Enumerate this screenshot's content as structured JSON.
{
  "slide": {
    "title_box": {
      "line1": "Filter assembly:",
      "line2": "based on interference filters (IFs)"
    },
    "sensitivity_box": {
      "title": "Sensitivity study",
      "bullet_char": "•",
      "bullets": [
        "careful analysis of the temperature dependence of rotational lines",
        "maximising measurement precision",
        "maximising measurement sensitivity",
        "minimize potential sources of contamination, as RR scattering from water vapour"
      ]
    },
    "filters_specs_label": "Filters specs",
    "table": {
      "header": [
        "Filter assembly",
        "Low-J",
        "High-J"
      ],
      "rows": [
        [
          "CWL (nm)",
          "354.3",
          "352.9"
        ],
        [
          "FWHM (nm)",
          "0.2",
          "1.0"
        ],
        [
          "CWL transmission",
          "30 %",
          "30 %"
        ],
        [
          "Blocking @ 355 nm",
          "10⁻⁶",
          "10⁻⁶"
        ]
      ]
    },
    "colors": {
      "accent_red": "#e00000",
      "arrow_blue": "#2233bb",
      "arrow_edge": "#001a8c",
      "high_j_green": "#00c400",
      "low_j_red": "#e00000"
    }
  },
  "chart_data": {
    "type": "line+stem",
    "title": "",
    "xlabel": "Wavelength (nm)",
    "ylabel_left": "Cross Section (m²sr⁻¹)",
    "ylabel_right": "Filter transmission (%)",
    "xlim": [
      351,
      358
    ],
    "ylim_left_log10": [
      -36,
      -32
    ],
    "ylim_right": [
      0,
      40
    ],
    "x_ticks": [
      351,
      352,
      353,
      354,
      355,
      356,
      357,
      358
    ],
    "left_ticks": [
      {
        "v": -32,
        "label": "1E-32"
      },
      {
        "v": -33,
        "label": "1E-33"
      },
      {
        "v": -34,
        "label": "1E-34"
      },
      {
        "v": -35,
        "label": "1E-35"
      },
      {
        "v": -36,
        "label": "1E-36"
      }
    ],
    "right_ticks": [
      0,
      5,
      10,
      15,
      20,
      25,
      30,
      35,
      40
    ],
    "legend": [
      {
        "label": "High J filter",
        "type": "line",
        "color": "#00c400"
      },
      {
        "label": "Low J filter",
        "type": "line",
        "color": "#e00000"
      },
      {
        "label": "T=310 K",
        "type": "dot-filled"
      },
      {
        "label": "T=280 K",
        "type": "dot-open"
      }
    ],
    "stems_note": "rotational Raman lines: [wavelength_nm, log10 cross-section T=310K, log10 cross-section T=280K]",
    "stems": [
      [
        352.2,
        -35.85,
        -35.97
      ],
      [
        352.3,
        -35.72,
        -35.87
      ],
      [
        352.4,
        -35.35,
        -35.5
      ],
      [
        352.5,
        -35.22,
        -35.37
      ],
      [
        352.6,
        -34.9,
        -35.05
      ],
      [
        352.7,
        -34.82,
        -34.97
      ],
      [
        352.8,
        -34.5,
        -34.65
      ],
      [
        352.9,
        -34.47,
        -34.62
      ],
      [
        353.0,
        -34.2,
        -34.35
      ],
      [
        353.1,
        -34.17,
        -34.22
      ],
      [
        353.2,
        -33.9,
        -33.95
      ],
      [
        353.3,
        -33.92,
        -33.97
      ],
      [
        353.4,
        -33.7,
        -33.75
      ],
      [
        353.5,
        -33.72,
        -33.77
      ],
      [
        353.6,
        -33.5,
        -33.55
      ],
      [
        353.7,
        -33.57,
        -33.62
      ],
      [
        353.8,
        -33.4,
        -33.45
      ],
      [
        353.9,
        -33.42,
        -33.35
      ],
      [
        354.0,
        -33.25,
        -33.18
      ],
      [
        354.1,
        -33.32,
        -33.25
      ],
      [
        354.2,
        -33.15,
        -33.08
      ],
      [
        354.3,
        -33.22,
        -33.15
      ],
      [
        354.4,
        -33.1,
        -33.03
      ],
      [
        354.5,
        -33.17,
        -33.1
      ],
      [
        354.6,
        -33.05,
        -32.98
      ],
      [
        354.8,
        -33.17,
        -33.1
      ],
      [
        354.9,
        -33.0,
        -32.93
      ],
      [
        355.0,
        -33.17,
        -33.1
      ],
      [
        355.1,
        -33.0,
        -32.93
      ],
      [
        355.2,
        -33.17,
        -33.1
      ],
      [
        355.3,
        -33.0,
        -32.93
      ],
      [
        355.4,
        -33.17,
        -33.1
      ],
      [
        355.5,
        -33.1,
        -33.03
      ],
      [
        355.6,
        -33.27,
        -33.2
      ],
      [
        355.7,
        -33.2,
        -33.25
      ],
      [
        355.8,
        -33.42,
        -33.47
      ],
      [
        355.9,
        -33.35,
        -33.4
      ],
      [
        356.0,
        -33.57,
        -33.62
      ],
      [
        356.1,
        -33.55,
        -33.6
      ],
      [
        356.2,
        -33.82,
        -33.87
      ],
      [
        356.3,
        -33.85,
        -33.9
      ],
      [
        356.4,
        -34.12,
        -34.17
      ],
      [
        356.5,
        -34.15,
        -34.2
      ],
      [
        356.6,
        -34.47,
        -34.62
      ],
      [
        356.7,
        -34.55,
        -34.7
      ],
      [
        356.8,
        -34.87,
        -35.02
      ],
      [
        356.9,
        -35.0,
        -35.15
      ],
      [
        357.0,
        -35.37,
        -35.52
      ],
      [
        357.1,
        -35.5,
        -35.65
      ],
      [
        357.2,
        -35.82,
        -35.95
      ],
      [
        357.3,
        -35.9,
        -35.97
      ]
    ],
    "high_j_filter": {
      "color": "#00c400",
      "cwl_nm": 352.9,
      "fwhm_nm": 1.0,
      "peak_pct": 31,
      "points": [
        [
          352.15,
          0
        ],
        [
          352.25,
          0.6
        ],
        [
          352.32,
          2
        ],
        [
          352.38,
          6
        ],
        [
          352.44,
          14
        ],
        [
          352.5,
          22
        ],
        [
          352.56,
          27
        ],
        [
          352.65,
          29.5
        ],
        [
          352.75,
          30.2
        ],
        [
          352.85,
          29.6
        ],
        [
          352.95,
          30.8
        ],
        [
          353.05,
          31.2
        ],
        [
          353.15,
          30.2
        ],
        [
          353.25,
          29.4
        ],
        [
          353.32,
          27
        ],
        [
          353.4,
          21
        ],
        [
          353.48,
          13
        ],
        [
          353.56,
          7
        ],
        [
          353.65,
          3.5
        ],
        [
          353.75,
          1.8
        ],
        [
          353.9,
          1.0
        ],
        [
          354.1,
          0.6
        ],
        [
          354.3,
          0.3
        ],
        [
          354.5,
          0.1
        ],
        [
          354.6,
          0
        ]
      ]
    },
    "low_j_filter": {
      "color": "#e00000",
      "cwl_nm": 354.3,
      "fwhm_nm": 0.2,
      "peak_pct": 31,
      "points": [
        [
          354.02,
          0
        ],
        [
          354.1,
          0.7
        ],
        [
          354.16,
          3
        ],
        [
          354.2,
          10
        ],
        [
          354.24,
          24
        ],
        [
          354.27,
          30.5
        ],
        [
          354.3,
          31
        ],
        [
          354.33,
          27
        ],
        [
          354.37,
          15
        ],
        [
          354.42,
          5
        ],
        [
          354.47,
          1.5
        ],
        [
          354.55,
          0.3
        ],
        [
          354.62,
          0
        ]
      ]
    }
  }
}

■ ■ ■ ■ ■ ■ ■

### Exercise details
Reproduce all data above, unchanged.

### Output of the task
Enumerate this screenshot's content as structured JSON.
{
  "slide": {
    "title_box": {
      "line1": "Filter assembly:",
      "line2": "based on interference filters (IFs)"
    },
    "sensitivity_box": {
      "title": "Sensitivity study",
      "bullet_char": "•",
      "bullets": [
        "careful analysis of the temperature dependence of rotational lines",
        "maximising measurement precision",
        "maximising measurement sensitivity",
        "minimize potential sources of contamination, as RR scattering from water vapour"
      ]
    },
    "filters_specs_label": "Filters specs",
    "table": {
      "header": [
        "Filter assembly",
        "Low-J",
        "High-J"
      ],
      "rows": [
        [
          "CWL (nm)",
          "354.3",
          "352.9"
        ],
        [
          "FWHM (nm)",
          "0.2",
          "1.0"
        ],
        [
          "CWL transmission",
          "30 %",
          "30 %"
        ],
        [
          "Blocking @ 355 nm",
          "10⁻⁶",
          "10⁻⁶"
        ]
      ]
    },
    "colors": {
      "accent_red": "#e00000",
      "arrow_blue": "#2233bb",
      "arrow_edge": "#001a8c",
      "high_j_green": "#00c400",
      "low_j_red": "#e00000"
    }
  },
  "chart_data": {
    "type": "line+stem",
    "title": "",
    "xlabel": "Wavelength (nm)",
    "ylabel_left": "Cross Section (m²sr⁻¹)",
    "ylabel_right": "Filter transmission (%)",
    "xlim": [
      351,
      358
    ],
    "ylim_left_log10": [
      -36,
      -32
    ],
    "ylim_right": [
      0,
      40
    ],
    "x_ticks": [
      351,
      352,
      353,
      354,
      355,
      356,
      357,
      358
    ],
    "left_ticks": [
      {
        "v": -32,
        "label": "1E-32"
      },
      {
        "v": -33,
        "label": "1E-33"
      },
      {
        "v": -34,
        "label": "1E-34"
      },
      {
        "v": -35,
        "label": "1E-35"
      },
      {
        "v": -36,
        "label": "1E-36"
      }
    ],
    "right_ticks": [
      0,
      5,
      10,
      15,
      20,
      25,
      30,
      35,
      40
    ],
    "legend": [
      {
        "label": "High J filter",
        "type": "line",
        "color": "#00c400"
      },
      {
        "label": "Low J filter",
        "type": "line",
        "color": "#e00000"
      },
      {
        "label": "T=310 K",
        "type": "dot-filled"
      },
      {
        "label": "T=280 K",
        "type": "dot-open"
      }
    ],
    "stems_note": "rotational Raman lines: [wavelength_nm, log10 cross-section T=310K, log10 cross-section T=280K]",
    "stems": [
      [
        352.2,
        -35.85,
        -35.97
      ],
      [
        352.3,
        -35.72,
        -35.87
      ],
      [
        352.4,
        -35.35,
        -35.5
      ],
      [
        352.5,
        -35.22,
        -35.37
      ],
      [
        352.6,
        -34.9,
        -35.05
      ],
      [
        352.7,
        -34.82,
        -34.97
      ],
      [
        352.8,
        -34.5,
        -34.65
      ],
      [
        352.9,
        -34.47,
        -34.62
      ],
      [
        353.0,
        -34.2,
        -34.35
      ],
      [
        353.1,
        -34.17,
        -34.22
      ],
      [
        353.2,
        -33.9,
        -33.95
      ],
      [
        353.3,
        -33.92,
        -33.97
      ],
      [
        353.4,
        -33.7,
        -33.75
      ],
      [
        353.5,
        -33.72,
        -33.77
      ],
      [
        353.6,
        -33.5,
        -33.55
      ],
      [
        353.7,
        -33.57,
        -33.62
      ],
      [
        353.8,
        -33.4,
        -33.45
      ],
      [
        353.9,
        -33.42,
        -33.35
      ],
      [
        354.0,
        -33.25,
        -33.18
      ],
      [
        354.1,
        -33.32,
        -33.25
      ],
      [
        354.2,
        -33.15,
        -33.08
      ],
      [
        354.3,
        -33.22,
        -33.15
      ],
      [
        354.4,
        -33.1,
        -33.03
      ],
      [
        354.5,
        -33.17,
        -33.1
      ],
      [
        354.6,
        -33.05,
        -32.98
      ],
      [
        354.8,
        -33.17,
        -33.1
      ],
      [
        354.9,
        -33.0,
        -32.93
      ],
      [
        355.0,
        -33.17,
        -33.1
      ],
      [
        355.1,
        -33.0,
        -32.93
      ],
      [
        355.2,
        -33.17,
        -33.1
      ],
      [
        355.3,
        -33.0,
        -32.93
      ],
      [
        355.4,
        -33.17,
        -33.1
      ],
      [
        355.5,
        -33.1,
        -33.03
      ],
      [
        355.6,
        -33.27,
        -33.2
      ],
      [
        355.7,
        -33.2,
        -33.25
      ],
      [
        355.8,
        -33.42,
        -33.47
      ],
      [
        355.9,
        -33.35,
        -33.4
      ],
      [
        356.0,
        -33.57,
        -33.62
      ],
      [
        356.1,
        -33.55,
        -33.6
      ],
      [
        356.2,
        -33.82,
        -33.87
      ],
      [
        356.3,
        -33.85,
        -33.9
      ],
      [
        356.4,
        -34.12,
        -34.17
      ],
      [
        356.5,
        -34.15,
        -34.2
      ],
      [
        356.6,
        -34.47,
        -34.62
      ],
      [
        356.7,
        -34.55,
        -34.7
      ],
      [
        356.8,
        -34.87,
        -35.02
      ],
      [
        356.9,
        -35.0,
        -35.15
      ],
      [
        357.0,
        -35.37,
        -35.52
      ],
      [
        357.1,
        -35.5,
        -35.65
      ],
      [
        357.2,
        -35.82,
        -35.95
      ],
      [
        357.3,
        -35.9,
        -35.97
      ]
    ],
    "high_j_filter": {
      "color": "#00c400",
      "cwl_nm": 352.9,
      "fwhm_nm": 1.0,
      "peak_pct": 31,
      "points": [
        [
          352.15,
          0
        ],
        [
          352.25,
          0.6
        ],
        [
          352.32,
          2
        ],
        [
          352.38,
          6
        ],
        [
          352.44,
          14
        ],
        [
          352.5,
          22
        ],
        [
          352.56,
          27
        ],
        [
          352.65,
          29.5
        ],
        [
          352.75,
          30.2
        ],
        [
          352.85,
          29.6
        ],
        [
          352.95,
          30.8
        ],
        [
          353.05,
          31.2
        ],
        [
          353.15,
          30.2
        ],
        [
          353.25,
          29.4
        ],
        [
          353.32,
          27
        ],
        [
          353.4,
          21
        ],
        [
          353.48,
          13
        ],
        [
          353.56,
          7
        ],
        [
          353.65,
          3.5
        ],
        [
          353.75,
          1.8
        ],
        [
          353.9,
          1.0
        ],
        [
          354.1,
          0.6
        ],
        [
          354.3,
          0.3
        ],
        [
          354.5,
          0.1
        ],
        [
          354.6,
          0
        ]
      ]
    },
    "low_j_filter": {
      "color": "#e00000",
      "cwl_nm": 354.3,
      "fwhm_nm": 0.2,
      "peak_pct": 31,
      "points": [
        [
          354.02,
          0
        ],
        [
          354.1,
          0.7
        ],
        [
          354.16,
          3
        ],
        [
          354.2,
          10
        ],
        [
          354.24,
          24
        ],
        [
          354.27,
          30.5
        ],
        [
          354.3,
          31
        ],
        [
          354.33,
          27
        ],
        [
          354.37,
          15
        ],
        [
          354.42,
          5
        ],
        [
          354.47,
          1.5
        ],
        [
          354.55,
          0.3
        ],
        [
          354.62,
          0
        ]
      ]
    }
  }
}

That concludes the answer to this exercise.